Item position entries:
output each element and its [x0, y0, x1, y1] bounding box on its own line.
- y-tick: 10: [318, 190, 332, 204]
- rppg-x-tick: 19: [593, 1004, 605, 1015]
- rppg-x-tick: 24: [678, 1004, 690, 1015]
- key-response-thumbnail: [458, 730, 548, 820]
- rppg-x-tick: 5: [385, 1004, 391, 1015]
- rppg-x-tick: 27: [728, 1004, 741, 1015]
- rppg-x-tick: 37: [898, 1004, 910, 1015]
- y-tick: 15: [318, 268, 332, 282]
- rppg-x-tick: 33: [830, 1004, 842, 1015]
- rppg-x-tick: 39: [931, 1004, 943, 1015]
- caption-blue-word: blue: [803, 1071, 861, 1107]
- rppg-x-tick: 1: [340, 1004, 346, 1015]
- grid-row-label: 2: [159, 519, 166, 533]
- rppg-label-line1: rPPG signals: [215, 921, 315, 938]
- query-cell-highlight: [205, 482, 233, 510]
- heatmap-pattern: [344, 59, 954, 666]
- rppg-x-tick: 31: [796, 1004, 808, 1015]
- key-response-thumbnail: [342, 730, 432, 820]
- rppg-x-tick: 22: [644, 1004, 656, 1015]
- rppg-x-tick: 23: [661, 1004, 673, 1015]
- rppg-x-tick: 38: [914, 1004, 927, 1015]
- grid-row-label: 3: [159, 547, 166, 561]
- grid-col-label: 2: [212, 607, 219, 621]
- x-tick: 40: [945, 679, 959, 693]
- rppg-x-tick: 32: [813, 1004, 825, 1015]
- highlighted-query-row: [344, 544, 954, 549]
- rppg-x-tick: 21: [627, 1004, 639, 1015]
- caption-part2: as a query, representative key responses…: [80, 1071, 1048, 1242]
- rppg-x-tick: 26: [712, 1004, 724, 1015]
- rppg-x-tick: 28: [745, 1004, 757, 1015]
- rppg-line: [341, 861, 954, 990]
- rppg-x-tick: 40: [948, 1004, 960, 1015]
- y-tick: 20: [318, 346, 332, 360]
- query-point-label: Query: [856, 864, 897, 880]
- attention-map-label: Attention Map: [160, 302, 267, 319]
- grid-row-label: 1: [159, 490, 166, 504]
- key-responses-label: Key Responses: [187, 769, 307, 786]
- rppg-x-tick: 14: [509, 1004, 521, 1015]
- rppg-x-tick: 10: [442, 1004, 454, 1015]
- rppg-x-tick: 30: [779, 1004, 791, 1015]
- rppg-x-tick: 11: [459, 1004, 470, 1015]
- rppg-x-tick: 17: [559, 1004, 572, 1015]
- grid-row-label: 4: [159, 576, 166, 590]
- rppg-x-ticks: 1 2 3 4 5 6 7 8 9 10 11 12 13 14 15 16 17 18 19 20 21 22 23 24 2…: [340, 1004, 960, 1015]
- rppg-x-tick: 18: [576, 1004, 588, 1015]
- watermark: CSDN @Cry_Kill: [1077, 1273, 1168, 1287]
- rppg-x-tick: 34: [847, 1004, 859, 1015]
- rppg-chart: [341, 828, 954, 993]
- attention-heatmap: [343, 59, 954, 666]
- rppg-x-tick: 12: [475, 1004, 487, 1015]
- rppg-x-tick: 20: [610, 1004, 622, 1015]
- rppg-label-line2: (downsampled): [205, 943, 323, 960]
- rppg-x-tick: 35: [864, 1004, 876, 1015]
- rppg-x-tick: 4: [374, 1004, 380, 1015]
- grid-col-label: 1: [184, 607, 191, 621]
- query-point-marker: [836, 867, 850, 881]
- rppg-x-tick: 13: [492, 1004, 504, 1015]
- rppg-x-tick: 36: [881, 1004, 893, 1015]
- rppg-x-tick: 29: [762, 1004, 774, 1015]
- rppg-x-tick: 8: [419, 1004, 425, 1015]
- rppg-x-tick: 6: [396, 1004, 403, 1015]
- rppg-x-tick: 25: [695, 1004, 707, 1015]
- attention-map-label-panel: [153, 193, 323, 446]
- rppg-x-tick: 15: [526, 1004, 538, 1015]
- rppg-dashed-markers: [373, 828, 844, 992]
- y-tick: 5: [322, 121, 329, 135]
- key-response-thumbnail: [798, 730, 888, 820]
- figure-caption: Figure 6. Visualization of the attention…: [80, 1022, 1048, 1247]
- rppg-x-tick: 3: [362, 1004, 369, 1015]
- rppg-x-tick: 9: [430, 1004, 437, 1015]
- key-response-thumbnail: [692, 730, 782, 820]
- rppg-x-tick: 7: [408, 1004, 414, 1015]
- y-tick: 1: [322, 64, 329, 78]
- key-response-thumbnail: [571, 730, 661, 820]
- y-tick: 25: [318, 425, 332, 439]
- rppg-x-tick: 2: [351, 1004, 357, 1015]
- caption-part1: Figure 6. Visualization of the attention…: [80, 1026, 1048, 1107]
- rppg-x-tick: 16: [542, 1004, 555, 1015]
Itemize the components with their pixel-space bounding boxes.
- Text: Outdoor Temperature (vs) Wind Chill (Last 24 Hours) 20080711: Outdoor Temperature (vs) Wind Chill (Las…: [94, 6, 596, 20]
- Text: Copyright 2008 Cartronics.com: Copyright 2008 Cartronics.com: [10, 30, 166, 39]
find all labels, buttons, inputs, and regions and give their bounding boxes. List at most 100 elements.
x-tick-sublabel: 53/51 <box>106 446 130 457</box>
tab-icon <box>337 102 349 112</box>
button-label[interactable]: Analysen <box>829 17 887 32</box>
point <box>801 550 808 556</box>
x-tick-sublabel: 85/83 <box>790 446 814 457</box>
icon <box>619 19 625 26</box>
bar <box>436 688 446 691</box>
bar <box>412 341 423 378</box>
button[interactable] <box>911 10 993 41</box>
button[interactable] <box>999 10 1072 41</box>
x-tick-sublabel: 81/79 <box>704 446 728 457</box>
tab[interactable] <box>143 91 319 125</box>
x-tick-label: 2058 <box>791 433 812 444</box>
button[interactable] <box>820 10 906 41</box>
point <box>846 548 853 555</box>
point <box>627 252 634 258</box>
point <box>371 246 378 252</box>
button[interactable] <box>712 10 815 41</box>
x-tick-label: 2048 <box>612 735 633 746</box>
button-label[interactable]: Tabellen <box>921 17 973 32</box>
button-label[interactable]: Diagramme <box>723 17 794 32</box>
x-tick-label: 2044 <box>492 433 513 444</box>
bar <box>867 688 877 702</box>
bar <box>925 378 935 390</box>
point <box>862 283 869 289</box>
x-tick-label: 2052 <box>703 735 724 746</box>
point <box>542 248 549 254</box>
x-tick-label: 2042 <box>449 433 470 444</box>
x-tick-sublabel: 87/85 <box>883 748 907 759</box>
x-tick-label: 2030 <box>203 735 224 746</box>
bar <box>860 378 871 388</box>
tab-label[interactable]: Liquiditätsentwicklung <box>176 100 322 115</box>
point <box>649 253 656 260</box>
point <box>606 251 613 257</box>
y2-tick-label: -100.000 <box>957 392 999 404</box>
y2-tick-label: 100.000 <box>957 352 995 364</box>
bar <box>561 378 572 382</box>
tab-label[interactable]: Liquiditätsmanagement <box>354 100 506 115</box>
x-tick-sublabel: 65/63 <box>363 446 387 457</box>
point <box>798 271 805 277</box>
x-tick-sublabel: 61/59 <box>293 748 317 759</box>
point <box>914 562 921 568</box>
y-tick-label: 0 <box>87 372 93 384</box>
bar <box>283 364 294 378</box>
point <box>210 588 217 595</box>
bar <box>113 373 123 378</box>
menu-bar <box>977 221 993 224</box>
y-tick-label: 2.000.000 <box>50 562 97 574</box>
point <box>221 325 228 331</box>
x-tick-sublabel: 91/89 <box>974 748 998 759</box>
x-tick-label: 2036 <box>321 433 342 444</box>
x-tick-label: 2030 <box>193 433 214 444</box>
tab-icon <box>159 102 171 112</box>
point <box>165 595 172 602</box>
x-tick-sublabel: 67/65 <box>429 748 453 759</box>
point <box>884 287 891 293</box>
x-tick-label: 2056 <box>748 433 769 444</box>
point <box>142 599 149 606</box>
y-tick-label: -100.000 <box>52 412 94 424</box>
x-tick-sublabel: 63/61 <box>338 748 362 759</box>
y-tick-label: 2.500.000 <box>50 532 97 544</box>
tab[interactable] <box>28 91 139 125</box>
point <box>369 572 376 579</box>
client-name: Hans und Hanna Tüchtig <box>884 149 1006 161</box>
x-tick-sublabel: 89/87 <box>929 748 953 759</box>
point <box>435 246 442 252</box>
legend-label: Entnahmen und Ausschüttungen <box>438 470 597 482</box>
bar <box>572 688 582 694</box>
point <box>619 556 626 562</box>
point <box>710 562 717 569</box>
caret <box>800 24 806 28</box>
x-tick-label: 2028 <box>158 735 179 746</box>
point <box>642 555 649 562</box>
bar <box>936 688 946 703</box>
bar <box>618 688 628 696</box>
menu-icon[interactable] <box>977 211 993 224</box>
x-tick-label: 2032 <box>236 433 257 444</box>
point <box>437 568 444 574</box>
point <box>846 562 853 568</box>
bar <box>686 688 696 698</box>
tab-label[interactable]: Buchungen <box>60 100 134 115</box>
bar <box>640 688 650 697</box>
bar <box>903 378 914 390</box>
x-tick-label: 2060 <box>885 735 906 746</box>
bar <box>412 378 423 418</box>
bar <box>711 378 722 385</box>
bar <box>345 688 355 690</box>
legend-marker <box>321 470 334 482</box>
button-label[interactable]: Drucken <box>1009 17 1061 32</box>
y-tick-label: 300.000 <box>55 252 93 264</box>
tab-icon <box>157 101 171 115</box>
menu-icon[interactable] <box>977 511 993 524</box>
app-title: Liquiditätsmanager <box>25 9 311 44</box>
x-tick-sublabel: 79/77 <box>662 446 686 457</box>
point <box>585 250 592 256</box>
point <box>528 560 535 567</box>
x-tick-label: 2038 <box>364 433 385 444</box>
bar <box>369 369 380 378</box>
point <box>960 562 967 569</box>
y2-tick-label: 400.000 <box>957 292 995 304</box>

• _TASK STATEMENT_
Rewrite the records from their first line through the line containing "- rppg-x-tick: 39: [931, 1004, 943, 1015]", swapping "key-response-thumbnail" for "key-response-preview" and leaving everything else as it is.

• _OUTPUT FOR THIS EXERCISE_
output each element and its [x0, y0, x1, y1] bounding box on its own line.
- y-tick: 10: [318, 190, 332, 204]
- rppg-x-tick: 19: [593, 1004, 605, 1015]
- rppg-x-tick: 24: [678, 1004, 690, 1015]
- key-response-preview: [458, 730, 548, 820]
- rppg-x-tick: 5: [385, 1004, 391, 1015]
- rppg-x-tick: 27: [728, 1004, 741, 1015]
- rppg-x-tick: 37: [898, 1004, 910, 1015]
- y-tick: 15: [318, 268, 332, 282]
- rppg-x-tick: 33: [830, 1004, 842, 1015]
- rppg-x-tick: 39: [931, 1004, 943, 1015]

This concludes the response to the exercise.